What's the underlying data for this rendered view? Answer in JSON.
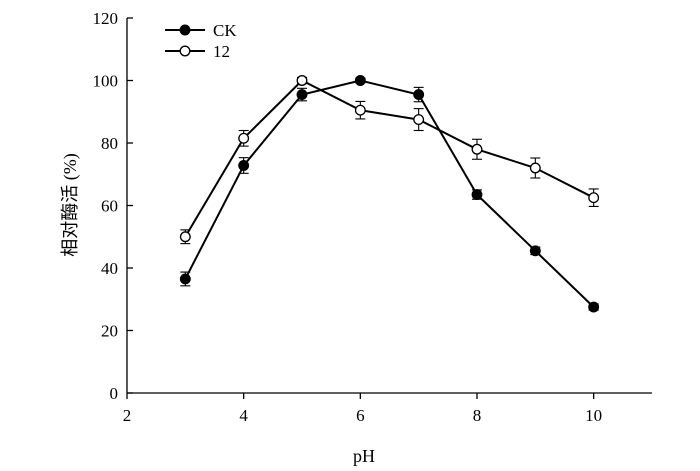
{
  "chart_data": {
    "type": "line",
    "title": "",
    "xlabel": "pH",
    "ylabel": "相对酶活 (%)",
    "xlim": [
      2,
      11
    ],
    "ylim": [
      0,
      120
    ],
    "x_ticks": [
      2,
      4,
      6,
      8,
      10
    ],
    "y_ticks": [
      0,
      20,
      40,
      60,
      80,
      100,
      120
    ],
    "x_tick_labels": [
      "2",
      "4",
      "6",
      "8",
      "10"
    ],
    "y_tick_labels": [
      "0",
      "20",
      "40",
      "60",
      "80",
      "100",
      "120"
    ],
    "grid": false,
    "legend_position": "top-left",
    "series": [
      {
        "name": "CK",
        "marker": "filled-circle",
        "color": "#000000",
        "x": [
          3,
          4,
          5,
          6,
          7,
          8,
          9,
          10
        ],
        "y": [
          36.5,
          72.8,
          95.5,
          100,
          95.5,
          63.5,
          45.5,
          27.5
        ],
        "err": [
          2.2,
          2.5,
          2.0,
          0.8,
          2.3,
          1.5,
          1.2,
          1.0
        ]
      },
      {
        "name": "12",
        "marker": "open-circle",
        "color": "#000000",
        "x": [
          3,
          4,
          5,
          6,
          7,
          8,
          9,
          10
        ],
        "y": [
          50,
          81.5,
          100,
          90.5,
          87.5,
          78,
          72,
          62.5
        ],
        "err": [
          2.2,
          2.5,
          1.0,
          2.8,
          3.5,
          3.2,
          3.2,
          2.8
        ]
      }
    ]
  }
}
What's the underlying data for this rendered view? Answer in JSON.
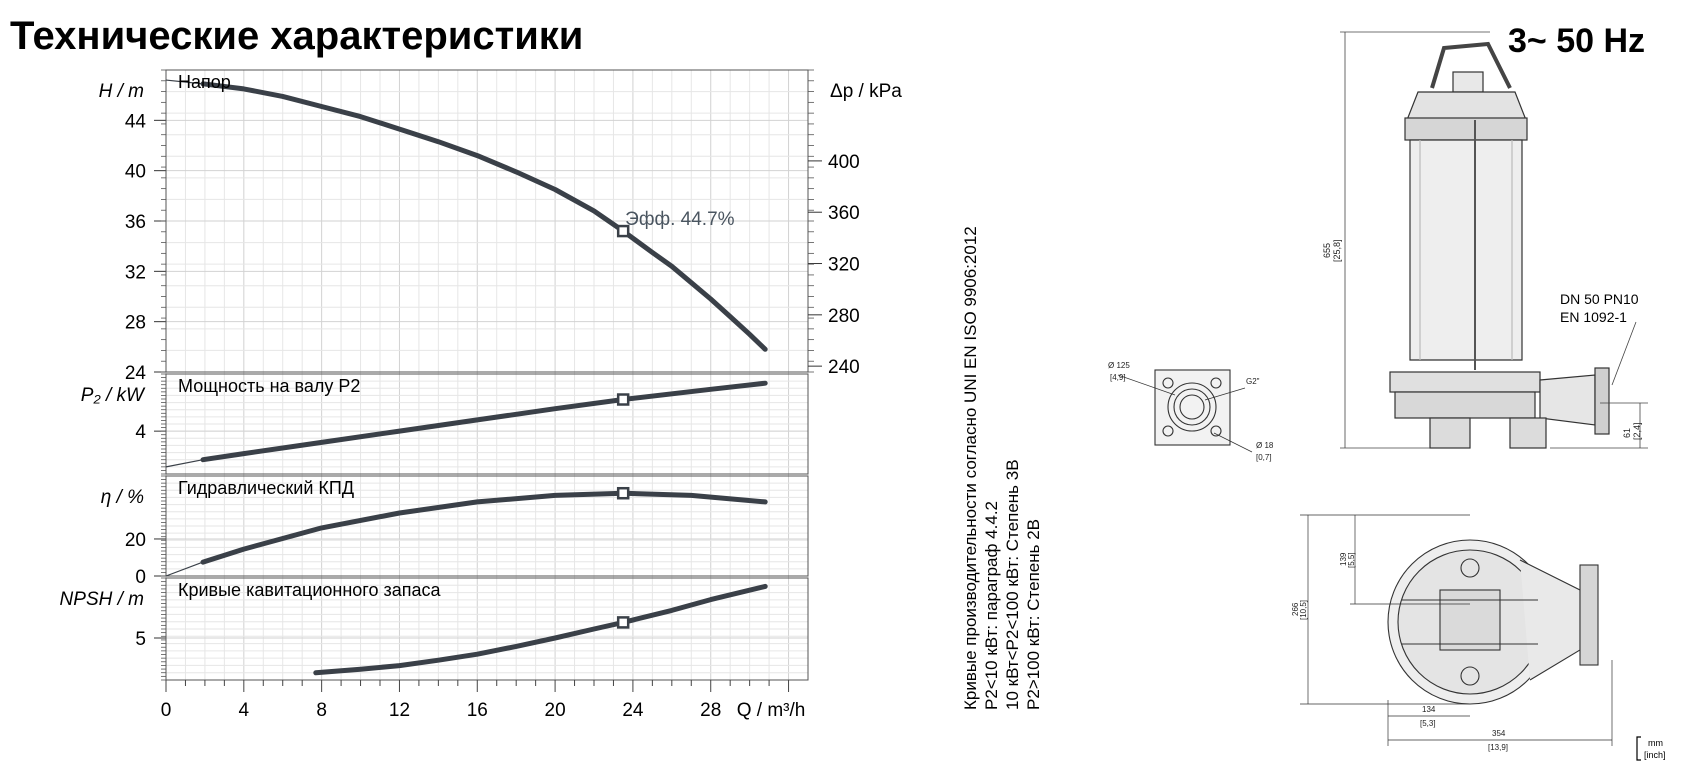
::::::::::
▶ [Instruction]
Read through the data and copy every line where "circle" shows up.

▶ [Completed exercise]
        "marker": "filled-circle",
        "marker": "open-circle",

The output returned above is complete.